• EXERCISE INSTRUCTIONS:
Find each line with the word "budynku" and copy it.

• DATASET RECORDS:
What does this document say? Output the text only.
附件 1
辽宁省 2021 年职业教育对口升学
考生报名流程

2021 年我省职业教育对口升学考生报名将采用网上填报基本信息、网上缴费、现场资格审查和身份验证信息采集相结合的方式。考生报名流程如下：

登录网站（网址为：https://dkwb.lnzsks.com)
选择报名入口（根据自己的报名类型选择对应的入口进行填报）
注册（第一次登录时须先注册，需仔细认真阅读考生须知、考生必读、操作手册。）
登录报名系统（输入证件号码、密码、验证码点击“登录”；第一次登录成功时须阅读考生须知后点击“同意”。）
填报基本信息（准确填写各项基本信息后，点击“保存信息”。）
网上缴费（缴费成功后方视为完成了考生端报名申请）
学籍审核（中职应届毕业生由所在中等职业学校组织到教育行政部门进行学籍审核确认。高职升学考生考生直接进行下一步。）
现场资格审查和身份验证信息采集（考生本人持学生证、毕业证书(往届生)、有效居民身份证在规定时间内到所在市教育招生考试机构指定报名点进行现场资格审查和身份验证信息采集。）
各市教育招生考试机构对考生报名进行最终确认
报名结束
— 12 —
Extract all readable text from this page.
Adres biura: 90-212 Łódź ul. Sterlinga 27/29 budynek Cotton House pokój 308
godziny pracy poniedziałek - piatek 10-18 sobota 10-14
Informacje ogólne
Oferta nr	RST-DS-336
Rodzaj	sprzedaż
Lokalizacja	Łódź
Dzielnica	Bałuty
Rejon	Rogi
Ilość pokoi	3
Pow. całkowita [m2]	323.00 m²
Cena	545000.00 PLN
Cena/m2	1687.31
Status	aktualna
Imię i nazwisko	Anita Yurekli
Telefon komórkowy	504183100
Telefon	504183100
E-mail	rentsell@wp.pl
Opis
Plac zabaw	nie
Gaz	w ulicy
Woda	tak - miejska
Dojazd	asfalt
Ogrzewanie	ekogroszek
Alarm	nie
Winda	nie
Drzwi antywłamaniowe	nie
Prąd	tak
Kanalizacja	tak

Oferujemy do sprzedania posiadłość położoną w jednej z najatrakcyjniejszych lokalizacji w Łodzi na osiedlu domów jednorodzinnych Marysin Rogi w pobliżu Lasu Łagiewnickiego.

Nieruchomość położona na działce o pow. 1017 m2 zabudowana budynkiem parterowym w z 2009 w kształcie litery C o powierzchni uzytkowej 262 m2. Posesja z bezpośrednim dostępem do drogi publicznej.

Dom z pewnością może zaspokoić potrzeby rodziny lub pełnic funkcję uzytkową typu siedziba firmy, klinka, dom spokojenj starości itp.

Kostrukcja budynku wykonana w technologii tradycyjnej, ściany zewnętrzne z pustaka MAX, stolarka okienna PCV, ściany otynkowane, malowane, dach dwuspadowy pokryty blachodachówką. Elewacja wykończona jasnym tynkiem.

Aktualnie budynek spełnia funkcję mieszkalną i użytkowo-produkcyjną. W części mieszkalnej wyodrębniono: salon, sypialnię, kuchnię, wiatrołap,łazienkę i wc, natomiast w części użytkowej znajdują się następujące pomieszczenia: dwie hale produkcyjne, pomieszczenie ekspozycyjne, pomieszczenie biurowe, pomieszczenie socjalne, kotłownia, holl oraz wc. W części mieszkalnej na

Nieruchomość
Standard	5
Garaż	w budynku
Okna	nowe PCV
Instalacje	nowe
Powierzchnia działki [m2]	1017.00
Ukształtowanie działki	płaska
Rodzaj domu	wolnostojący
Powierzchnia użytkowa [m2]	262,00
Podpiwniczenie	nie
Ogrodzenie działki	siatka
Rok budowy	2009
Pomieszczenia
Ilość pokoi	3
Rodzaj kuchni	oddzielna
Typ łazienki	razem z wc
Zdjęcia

• EXPECTED ANSWER:
Kostrukcja budynku wykonana w technologii tradycyjnej, ściany zewnętrzne z pustaka MAX, stolarka okienna PCV, ściany otynkowane, malowane, dach dwuspadowy pokryty blachodachówką. Elewacja wykończona jasnym tynkiem.
Garaż	w budynku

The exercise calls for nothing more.